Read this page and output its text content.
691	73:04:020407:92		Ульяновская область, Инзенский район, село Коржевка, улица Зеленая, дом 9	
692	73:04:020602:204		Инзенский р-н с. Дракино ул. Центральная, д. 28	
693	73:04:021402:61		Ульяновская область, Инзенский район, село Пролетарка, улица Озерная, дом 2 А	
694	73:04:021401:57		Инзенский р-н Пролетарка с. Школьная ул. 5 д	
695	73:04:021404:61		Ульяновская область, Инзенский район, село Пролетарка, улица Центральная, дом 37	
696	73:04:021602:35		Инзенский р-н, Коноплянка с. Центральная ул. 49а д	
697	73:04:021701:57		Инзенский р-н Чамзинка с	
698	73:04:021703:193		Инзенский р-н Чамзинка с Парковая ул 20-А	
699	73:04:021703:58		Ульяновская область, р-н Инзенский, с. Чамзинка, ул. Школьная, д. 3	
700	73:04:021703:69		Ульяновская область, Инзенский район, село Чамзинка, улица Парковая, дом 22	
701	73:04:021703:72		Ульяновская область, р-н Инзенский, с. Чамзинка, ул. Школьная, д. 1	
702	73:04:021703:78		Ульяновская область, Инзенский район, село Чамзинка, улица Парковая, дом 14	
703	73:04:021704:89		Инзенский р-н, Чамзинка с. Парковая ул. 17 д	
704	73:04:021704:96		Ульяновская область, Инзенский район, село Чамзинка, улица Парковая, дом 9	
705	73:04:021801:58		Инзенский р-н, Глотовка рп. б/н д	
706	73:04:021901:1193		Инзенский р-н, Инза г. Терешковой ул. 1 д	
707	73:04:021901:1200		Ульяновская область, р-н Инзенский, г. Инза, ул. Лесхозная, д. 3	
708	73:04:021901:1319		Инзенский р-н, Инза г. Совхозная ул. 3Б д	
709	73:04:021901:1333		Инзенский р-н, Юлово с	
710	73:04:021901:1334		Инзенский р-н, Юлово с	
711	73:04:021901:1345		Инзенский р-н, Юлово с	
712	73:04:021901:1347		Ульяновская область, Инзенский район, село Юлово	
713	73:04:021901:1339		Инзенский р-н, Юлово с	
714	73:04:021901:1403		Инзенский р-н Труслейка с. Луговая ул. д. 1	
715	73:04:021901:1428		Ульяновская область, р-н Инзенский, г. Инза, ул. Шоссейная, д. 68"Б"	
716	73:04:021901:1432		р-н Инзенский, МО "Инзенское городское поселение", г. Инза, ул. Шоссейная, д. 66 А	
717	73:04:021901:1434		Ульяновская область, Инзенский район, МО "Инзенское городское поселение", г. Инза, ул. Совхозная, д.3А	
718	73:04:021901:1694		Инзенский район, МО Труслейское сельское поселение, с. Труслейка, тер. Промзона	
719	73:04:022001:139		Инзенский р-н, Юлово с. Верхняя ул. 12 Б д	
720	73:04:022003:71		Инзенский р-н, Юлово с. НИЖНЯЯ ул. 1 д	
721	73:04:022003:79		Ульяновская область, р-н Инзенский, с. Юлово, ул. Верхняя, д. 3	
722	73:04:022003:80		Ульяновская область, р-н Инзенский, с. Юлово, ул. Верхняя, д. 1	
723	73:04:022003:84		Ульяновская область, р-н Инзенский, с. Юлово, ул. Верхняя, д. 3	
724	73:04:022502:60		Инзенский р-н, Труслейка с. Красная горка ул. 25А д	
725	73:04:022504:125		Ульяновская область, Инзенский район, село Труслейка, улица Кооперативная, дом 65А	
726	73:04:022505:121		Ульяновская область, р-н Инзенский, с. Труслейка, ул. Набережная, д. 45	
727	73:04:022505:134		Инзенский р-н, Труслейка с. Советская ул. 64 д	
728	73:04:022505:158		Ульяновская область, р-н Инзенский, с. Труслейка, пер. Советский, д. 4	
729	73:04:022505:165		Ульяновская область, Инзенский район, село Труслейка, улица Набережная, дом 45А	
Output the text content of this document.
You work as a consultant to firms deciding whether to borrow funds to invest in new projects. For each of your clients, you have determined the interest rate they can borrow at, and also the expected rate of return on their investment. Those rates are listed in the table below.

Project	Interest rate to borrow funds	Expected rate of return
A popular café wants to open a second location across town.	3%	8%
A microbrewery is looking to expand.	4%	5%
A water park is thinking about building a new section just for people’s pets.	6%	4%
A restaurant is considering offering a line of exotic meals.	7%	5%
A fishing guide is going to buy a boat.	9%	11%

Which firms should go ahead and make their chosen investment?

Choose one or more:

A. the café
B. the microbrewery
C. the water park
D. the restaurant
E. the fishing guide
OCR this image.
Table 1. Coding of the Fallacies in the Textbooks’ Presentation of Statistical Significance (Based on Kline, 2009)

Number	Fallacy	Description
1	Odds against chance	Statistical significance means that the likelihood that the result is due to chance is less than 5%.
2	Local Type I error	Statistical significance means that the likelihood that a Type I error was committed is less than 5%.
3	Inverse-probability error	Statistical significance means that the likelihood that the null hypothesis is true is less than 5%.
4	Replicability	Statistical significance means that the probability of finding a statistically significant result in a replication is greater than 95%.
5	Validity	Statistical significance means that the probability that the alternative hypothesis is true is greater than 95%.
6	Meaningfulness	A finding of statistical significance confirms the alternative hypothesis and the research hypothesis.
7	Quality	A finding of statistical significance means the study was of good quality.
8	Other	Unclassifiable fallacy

********

Your instructions:
Only the number is wanted: how many lines in the entries above contain the word "Набережная"?

Exercise result:
2